PROBLEM -> Return the passage of the conference-call text from "Moderator, by now" up to and including "crazed multipoll network.", copied word for word.

TEXT ->
════════════════

    Moderator, who can’t recognize voices: “OK, we’re ready, go ahead.”

    More silence, Jan is on hold, Enrique is just now hearing the moderator’s comment and responds, naturally enough, “Huh?”.

    Jan figures out that the conference is finally underway, now announces: ” I’m ready to present.”

    Moderator, by now totally out of it responds as you might expect: “Huh?”

    This starts a round of people simplexing “hellos” out into the ether like some crazed multipoll network.

    Fortunately, for all concerned, the conference carrier picked this particular moment to accidentally drop three of the five participants, including the moderator, leaving, – you must have guessed it – just me and Enrique on the call. Since I’m apparently the only one who figured out Enrique’s situation, I tell him goodbye, wait patiently for the second and a half of delay, and hang up.

  2. Great (if painful) stories! Yikes.
════════════════
SUPPLIED RECORDS ->
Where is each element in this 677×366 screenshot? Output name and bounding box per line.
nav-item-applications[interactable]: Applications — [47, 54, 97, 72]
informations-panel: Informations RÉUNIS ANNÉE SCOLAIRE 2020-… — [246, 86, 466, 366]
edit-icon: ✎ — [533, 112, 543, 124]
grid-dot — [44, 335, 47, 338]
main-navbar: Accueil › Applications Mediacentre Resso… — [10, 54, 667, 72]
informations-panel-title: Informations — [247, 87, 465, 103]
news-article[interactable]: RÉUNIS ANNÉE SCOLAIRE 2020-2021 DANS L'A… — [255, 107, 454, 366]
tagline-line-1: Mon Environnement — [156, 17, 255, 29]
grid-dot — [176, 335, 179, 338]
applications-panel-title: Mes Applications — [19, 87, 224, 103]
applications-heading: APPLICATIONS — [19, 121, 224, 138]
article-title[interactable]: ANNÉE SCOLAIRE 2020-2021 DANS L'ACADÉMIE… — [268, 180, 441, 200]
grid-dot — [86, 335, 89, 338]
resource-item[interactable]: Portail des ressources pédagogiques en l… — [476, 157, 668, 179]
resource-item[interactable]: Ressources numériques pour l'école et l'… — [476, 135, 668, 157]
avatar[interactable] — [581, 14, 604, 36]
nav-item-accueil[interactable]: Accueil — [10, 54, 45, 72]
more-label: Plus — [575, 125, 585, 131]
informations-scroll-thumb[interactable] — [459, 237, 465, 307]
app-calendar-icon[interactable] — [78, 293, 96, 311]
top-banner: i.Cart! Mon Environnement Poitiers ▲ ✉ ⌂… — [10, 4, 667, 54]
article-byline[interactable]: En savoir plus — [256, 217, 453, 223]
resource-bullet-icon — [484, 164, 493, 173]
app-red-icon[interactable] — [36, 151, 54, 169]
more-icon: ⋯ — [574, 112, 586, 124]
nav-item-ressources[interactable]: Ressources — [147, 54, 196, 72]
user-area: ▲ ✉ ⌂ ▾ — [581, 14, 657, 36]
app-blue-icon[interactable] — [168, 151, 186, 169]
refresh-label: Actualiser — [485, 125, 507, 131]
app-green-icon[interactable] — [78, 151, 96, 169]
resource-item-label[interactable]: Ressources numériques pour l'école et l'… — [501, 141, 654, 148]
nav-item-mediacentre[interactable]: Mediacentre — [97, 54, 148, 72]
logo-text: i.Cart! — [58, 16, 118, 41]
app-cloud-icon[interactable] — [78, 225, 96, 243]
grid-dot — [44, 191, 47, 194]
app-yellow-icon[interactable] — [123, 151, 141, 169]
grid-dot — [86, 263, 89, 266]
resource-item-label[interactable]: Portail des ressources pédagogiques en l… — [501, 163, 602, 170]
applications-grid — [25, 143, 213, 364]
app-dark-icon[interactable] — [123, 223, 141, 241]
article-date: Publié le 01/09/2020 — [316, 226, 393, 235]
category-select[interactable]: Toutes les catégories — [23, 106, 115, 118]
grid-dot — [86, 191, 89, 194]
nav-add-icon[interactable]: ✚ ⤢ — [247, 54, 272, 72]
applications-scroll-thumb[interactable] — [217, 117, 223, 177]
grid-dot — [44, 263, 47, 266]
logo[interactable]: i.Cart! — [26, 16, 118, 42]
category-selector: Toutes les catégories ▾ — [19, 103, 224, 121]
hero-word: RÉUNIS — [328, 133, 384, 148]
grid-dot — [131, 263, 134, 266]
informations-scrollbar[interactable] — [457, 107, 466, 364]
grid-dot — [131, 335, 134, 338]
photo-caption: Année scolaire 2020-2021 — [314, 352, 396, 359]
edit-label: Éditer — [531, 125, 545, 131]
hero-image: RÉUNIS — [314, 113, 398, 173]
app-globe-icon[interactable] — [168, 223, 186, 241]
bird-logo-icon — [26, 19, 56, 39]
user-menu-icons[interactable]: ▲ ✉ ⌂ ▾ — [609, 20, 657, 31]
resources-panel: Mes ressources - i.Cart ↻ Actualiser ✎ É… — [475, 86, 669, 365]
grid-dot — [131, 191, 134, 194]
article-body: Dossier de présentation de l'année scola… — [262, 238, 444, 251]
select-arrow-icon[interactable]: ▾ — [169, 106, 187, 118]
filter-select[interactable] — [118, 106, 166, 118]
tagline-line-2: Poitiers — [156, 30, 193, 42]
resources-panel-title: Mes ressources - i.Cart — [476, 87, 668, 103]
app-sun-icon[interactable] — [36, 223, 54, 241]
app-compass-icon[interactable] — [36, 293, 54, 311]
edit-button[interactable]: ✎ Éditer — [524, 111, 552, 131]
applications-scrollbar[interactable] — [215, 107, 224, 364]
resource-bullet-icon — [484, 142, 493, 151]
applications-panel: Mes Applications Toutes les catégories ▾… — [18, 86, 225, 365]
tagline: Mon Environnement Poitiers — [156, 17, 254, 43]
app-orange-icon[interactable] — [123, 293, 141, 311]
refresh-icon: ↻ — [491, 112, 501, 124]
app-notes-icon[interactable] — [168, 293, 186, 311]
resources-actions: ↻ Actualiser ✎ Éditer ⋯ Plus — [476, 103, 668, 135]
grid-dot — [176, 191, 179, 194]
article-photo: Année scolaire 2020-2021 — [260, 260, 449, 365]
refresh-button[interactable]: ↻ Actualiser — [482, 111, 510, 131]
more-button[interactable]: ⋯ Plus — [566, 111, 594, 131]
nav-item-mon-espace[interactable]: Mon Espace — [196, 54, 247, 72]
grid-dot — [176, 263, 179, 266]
════════════════
SOLVED EXERCISE ->
Moderator, by now totally out of it responds as you might expect: “Huh?”

    This starts a round of people simplexing “hellos” out into the ether like some crazed multipoll network.